▸ **Stored data entries**
((

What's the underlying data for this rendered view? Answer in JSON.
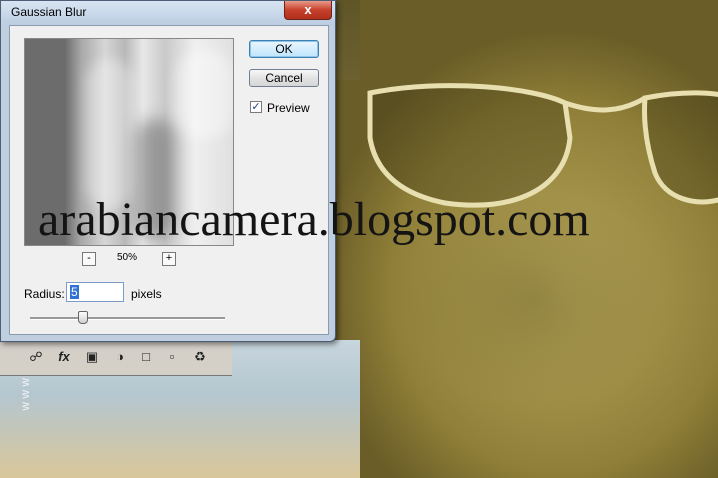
{
  "dialog": {
    "title": "Gaussian Blur",
    "close_label": "x",
    "ok_label": "OK",
    "cancel_label": "Cancel",
    "preview_label": "Preview",
    "preview_checked": true,
    "zoom": "50%",
    "zoom_out": "-",
    "zoom_in": "+",
    "radius_label": "Radius:",
    "radius_value": "5",
    "radius_unit": "pixels",
    "radius_slider_fraction": 0.25
  },
  "watermark": {
    "text": "arabiancamera.blogspot.com",
    "vertical_text": "w w w"
  },
  "layers_panel": {
    "icons": [
      "link-icon",
      "fx-icon",
      "mask-icon",
      "adjustment-icon",
      "folder-icon",
      "new-layer-icon",
      "trash-icon"
    ]
  }
}
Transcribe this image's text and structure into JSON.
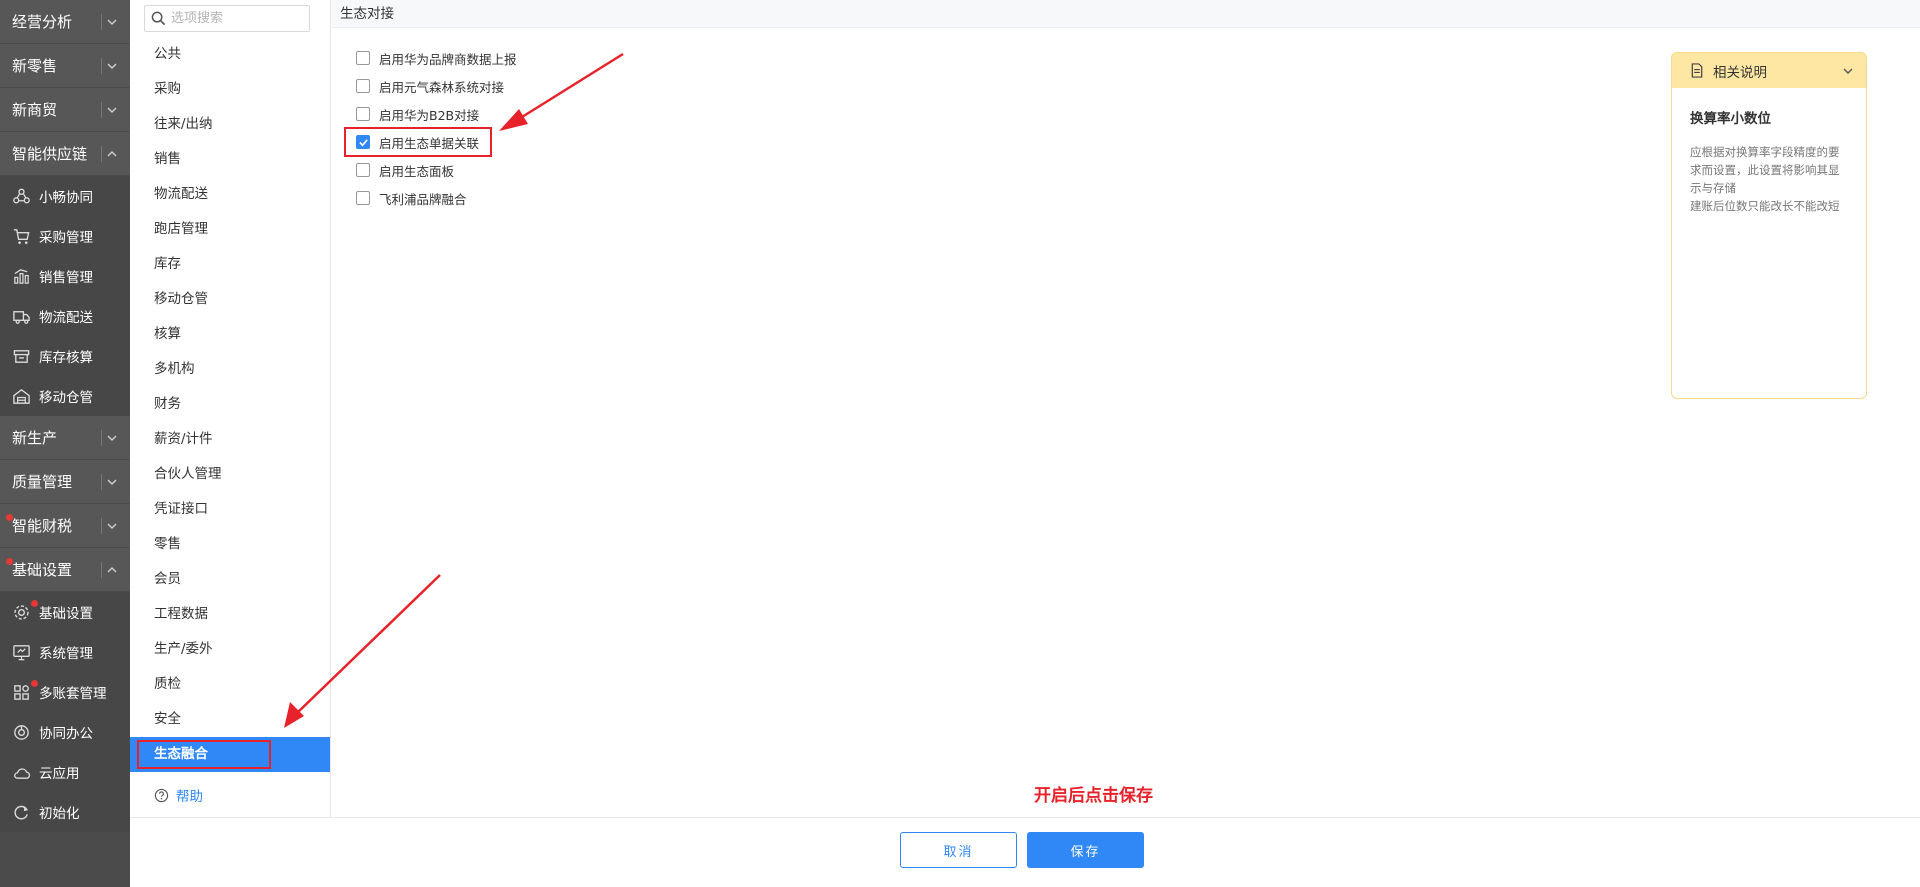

))

▸ **AIM OF THE TASK**
What is needed is an exact reproduction of the data, pictures excluded.

▸ **PROBLEM SOLUTION**
What's the underlying data for this rendered view? Answer in JSON.
{
  "dialog": {
    "title": "Gaussian Blur",
    "close_label": "x",
    "ok_label": "OK",
    "cancel_label": "Cancel",
    "preview_label": "Preview",
    "preview_checked": true,
    "zoom": "50%",
    "zoom_out": "-",
    "zoom_in": "+",
    "radius_label": "Radius:",
    "radius_value": "5",
    "radius_unit": "pixels",
    "radius_slider_fraction": 0.25
  },
  "watermark": {
    "text": "arabiancamera.blogspot.com",
    "vertical_text": "w w w"
  },
  "layers_panel": {
    "icons": [
      "link-icon",
      "fx-icon",
      "mask-icon",
      "adjustment-icon",
      "folder-icon",
      "new-layer-icon",
      "trash-icon"
    ]
  }
}
Transcribe this image's text and structure into JSON.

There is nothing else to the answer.